- SOURCE DATA
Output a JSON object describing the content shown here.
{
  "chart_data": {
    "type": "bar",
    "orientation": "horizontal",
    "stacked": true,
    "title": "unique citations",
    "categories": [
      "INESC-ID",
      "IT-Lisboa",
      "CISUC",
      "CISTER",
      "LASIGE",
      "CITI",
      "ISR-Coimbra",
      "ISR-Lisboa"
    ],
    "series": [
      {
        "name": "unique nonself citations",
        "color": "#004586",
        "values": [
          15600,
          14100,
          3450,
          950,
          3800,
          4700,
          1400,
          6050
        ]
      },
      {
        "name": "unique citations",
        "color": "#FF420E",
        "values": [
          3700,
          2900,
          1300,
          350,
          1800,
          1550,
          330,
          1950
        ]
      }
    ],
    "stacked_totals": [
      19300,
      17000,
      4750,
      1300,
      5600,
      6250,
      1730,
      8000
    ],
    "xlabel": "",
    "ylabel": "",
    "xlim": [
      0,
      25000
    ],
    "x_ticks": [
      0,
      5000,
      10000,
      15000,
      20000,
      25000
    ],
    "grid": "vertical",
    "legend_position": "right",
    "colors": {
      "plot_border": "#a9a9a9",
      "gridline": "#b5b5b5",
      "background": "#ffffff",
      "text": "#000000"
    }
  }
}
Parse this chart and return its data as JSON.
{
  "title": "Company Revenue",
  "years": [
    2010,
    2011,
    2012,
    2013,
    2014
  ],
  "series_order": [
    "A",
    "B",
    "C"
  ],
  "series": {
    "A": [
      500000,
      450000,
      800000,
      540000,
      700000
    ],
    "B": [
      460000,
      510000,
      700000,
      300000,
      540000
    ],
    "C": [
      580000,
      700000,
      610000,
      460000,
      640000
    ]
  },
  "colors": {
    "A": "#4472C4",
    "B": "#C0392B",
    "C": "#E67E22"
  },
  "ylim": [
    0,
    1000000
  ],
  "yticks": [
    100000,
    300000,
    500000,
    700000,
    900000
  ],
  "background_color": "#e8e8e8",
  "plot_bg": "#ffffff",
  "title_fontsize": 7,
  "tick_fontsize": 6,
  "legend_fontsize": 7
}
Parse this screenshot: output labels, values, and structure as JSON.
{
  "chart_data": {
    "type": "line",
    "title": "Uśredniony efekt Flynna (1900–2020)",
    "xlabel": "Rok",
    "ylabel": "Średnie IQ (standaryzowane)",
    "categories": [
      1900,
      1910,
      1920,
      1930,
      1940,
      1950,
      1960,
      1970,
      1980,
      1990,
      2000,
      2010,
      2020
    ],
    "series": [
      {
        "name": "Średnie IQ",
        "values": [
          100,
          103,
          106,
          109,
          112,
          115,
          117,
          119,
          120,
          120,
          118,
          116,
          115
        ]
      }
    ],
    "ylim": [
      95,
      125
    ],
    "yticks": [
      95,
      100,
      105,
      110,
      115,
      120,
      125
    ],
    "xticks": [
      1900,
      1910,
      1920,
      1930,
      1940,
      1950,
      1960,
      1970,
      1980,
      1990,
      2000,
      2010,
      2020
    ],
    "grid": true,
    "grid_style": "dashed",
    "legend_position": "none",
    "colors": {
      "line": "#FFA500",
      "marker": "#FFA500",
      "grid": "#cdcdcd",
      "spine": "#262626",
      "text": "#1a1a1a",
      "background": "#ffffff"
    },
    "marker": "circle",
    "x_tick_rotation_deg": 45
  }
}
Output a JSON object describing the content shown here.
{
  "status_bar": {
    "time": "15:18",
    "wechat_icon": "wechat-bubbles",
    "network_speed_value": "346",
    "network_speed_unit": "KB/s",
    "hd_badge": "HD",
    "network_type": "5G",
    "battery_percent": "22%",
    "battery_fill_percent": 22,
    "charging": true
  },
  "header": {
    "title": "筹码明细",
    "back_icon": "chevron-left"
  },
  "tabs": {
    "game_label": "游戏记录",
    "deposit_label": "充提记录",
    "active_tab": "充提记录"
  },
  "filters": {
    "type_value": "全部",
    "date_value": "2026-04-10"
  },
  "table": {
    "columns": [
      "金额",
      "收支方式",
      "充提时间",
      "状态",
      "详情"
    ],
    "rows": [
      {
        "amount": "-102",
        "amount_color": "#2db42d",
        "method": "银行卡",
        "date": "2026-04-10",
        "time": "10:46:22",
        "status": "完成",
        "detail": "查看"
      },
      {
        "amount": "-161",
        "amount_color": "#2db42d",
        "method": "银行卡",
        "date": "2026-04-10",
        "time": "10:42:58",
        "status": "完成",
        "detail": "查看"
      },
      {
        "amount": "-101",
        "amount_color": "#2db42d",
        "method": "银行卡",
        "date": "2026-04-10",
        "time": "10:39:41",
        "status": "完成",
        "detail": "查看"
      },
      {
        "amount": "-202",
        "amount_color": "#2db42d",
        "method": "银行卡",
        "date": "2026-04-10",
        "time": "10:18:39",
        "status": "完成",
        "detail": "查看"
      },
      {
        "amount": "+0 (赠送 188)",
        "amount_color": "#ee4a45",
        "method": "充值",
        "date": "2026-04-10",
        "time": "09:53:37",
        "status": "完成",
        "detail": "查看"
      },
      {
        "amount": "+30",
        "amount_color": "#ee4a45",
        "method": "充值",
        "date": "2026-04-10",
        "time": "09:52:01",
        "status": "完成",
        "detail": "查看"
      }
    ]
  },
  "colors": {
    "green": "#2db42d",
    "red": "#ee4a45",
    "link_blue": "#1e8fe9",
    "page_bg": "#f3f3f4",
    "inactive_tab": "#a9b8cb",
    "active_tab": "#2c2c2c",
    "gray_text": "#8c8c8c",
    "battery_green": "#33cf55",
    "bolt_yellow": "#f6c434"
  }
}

- SET PROBLEM
Find all lines where the word "time" appears. Copy them.

- WRITTEN ANSWER
    "time": "15:18",
        "time": "10:46:22",
        "time": "10:42:58",
        "time": "10:39:41",
        "time": "10:18:39",
        "time": "09:53:37",
        "time": "09:52:01",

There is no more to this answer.